Request |
Filter the listing below, copying every line in which the word "mahdollisuudet" appears.

─── Materials provided

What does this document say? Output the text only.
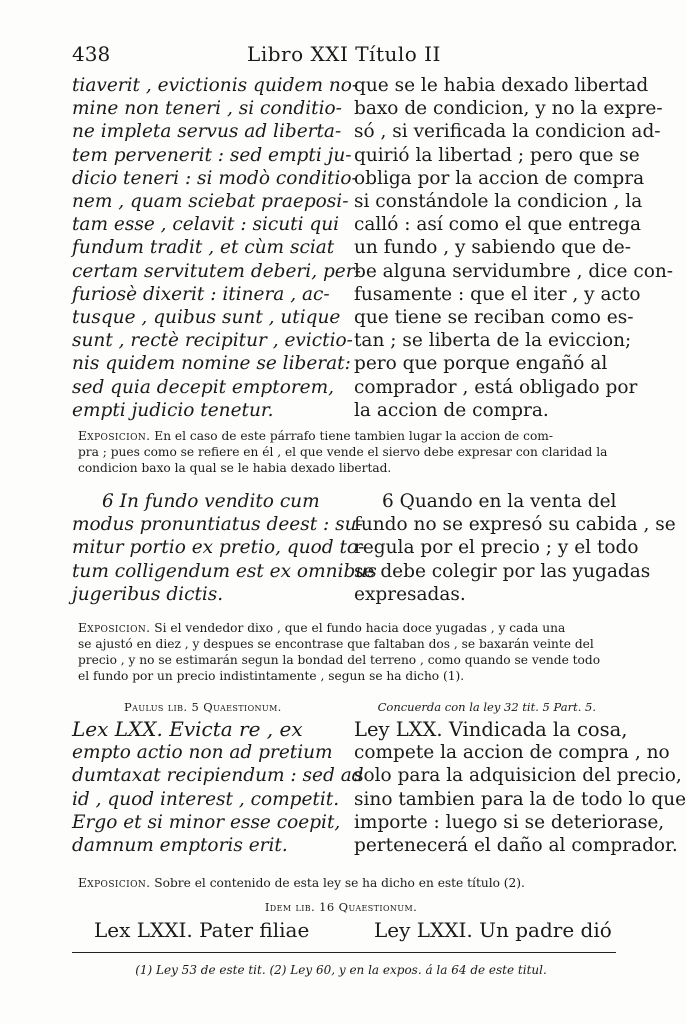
438	Libro XXI Título II
tiaverit , evictionis quidem no-
mine non teneri , si conditio-
ne impleta servus ad liberta-
tem pervenerit : sed empti ju-
dicio teneri : si modò conditio-
nem , quam sciebat praeposi-
tam esse , celavit : sicuti qui
fundum tradit , et cùm sciat
certam servitutem deberi, per-
furiosè dixerit : itinera , ac-
tusque , quibus sunt , utique
sunt , rectè recipitur , evictio-
nis quidem nomine se liberat:
sed quia decepit emptorem,
empti judicio tenetur.
que se le habia dexado libertad
baxo de condicion, y no la expre-
só , si verificada la condicion ad-
quirió la libertad ; pero que se
obliga por la accion de compra
si constándole la condicion , la
calló : así como el que entrega
un fundo , y sabiendo que de-
be alguna servidumbre , dice con-
fusamente : que el iter , y acto
que tiene se reciban como es-
tan ; se liberta de la eviccion;
pero que porque engañó al
comprador , está obligado por
la accion de compra.
Exposicion. En el caso de este párrafo tiene tambien lugar la accion de com-
pra ; pues como se refiere en él , el que vende el siervo debe expresar con claridad la
condicion baxo la qual se le habia dexado libertad.
6 In fundo vendito cum
modus pronuntiatus deest : su-
mitur portio ex pretio, quod to-
tum colligendum est ex omnibus
jugeribus dictis.
6 Quando en la venta del
fundo no se expresó su cabida , se
regula por el precio ; y el todo
se debe colegir por las yugadas
expresadas.
Exposicion. Si el vendedor dixo , que el fundo hacia doce yugadas , y cada una
se ajustó en diez , y despues se encontrase que faltaban dos , se baxarán veinte del
precio , y no se estimarán segun la bondad del terreno , como quando se vende todo
el fundo por un precio indistintamente , segun se ha dicho (1).
Paulus lib. 5 Quaestionum.	Concuerda con la ley 32 tit. 5 Part. 5.
Lex LXX. Evicta re , ex
empto actio non ad pretium
dumtaxat recipiendum : sed ad
id , quod interest , competit.
Ergo et si minor esse coepit,
damnum emptoris erit.
Ley LXX. Vindicada la cosa,
compete la accion de compra , no
solo para la adquisicion del precio,
sino tambien para la de todo lo que
importe : luego si se deteriorase,
pertenecerá el daño al comprador.
Exposicion. Sobre el contenido de esta ley se ha dicho en este título (2).
Idem lib. 16 Quaestionum.
Lex LXXI. Pater filiae	Ley LXXI. Un padre dió
(1) Ley 53 de este tit. (2) Ley 60, y en la expos. á la 64 de este titul.
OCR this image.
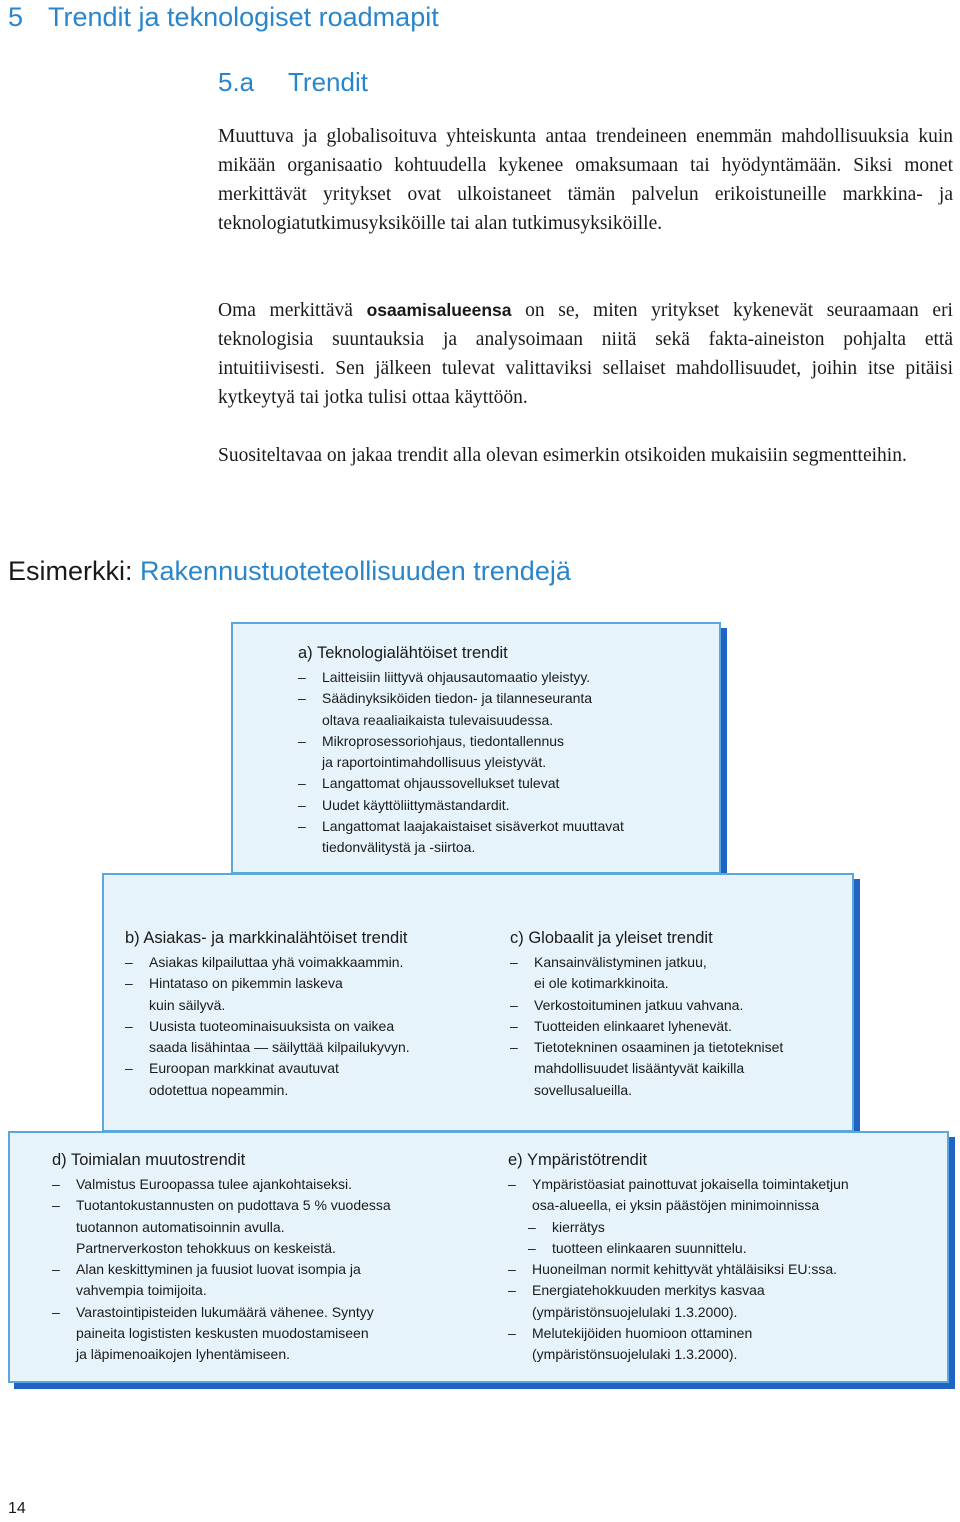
5 Trendit ja teknologiset roadmapit
5.a Trendit

Muuttuva ja globalisoituva yhteiskunta antaa trendeineen enemmän mahdollisuuksia kuin mikään organisaatio kohtuudella kykenee omaksumaan tai hyödyntämään. Siksi monet merkittävät yritykset ovat ulkoistaneet tämän palvelun erikoistuneille markkina- ja teknologiatutkimusyksiköille tai alan tutkimusyksiköille.

Oma merkittävä osaamisalueensa on se, miten yritykset kykenevät seuraamaan eri teknologisia suuntauksia ja analysoimaan niitä sekä fakta-aineiston pohjalta että intuitiivisesti. Sen jälkeen tulevat valittaviksi sellaiset mahdollisuudet, joihin itse pitäisi kytkeytyä tai jotka tulisi ottaa käyttöön.

Suositeltavaa on jakaa trendit alla olevan esimerkin otsikoiden mukaisiin segmentteihin.

Esimerkki: Rakennustuoteteollisuuden trendejä
a) Teknologialähtöiset trendit
– Laitteisiin liittyvä ohjausautomaatio yleistyy.
– Säädinyksiköiden tiedon- ja tilanneseuranta
oltava reaaliaikaista tulevaisuudessa.
– Mikroprosessoriohjaus, tiedontallennus
ja raportointimahdollisuus yleistyvät.
– Langattomat ohjaussovellukset tulevat
– Uudet käyttöliittymästandardit.
– Langattomat laajakaistaiset sisäverkot muuttavat
tiedonvälitystä ja -siirtoa.
b) Asiakas- ja markkinalähtöiset trendit
– Asiakas kilpailuttaa yhä voimakkaammin.
– Hintataso on pikemmin laskeva
kuin säilyvä.
– Uusista tuoteominaisuuksista on vaikea
saada lisähintaa — säilyttää kilpailukyvyn.
– Euroopan markkinat avautuvat
odotettua nopeammin.
c) Globaalit ja yleiset trendit
– Kansainvälistyminen jatkuu,
ei ole kotimarkkinoita.
– Verkostoituminen jatkuu vahvana.
– Tuotteiden elinkaaret lyhenevät.
– Tietotekninen osaaminen ja tietotekniset
mahdollisuudet lisääntyvät kaikilla
sovellusalueilla.
d) Toimialan muutostrendit
– Valmistus Euroopassa tulee ajankohtaiseksi.
– Tuotantokustannusten on pudottava 5 % vuodessa
tuotannon automatisoinnin avulla.
Partnerverkoston tehokkuus on keskeistä.
– Alan keskittyminen ja fuusiot luovat isompia ja
vahvempia toimijoita.
– Varastointipisteiden lukumäärä vähenee. Syntyy
paineita logististen keskusten muodostamiseen
ja läpimenoaikojen lyhentämiseen.
e) Ympäristötrendit
– Ympäristöasiat painottuvat jokaisella toimintaketjun
osa-alueella, ei yksin päästöjen minimoinnissa
– kierrätys
– tuotteen elinkaaren suunnittelu.
– Huoneilman normit kehittyvät yhtäläisiksi EU:ssa.
– Energiatehokkuuden merkitys kasvaa
(ympäristönsuojelulaki 1.3.2000).
– Melutekijöiden huomioon ottaminen
(ympäristönsuojelulaki 1.3.2000).
14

──────

The completed task |
Oma merkittävä osaamisalueensa on se, miten yritykset kykenevät seuraamaan eri teknologisia suuntauksia ja analysoimaan niitä sekä fakta-aineiston pohjalta että intuitiivisesti. Sen jälkeen tulevat valittaviksi sellaiset mahdollisuudet, joihin itse pitäisi kytkeytyä tai jotka tulisi ottaa käyttöön.
mahdollisuudet lisääntyvät kaikilla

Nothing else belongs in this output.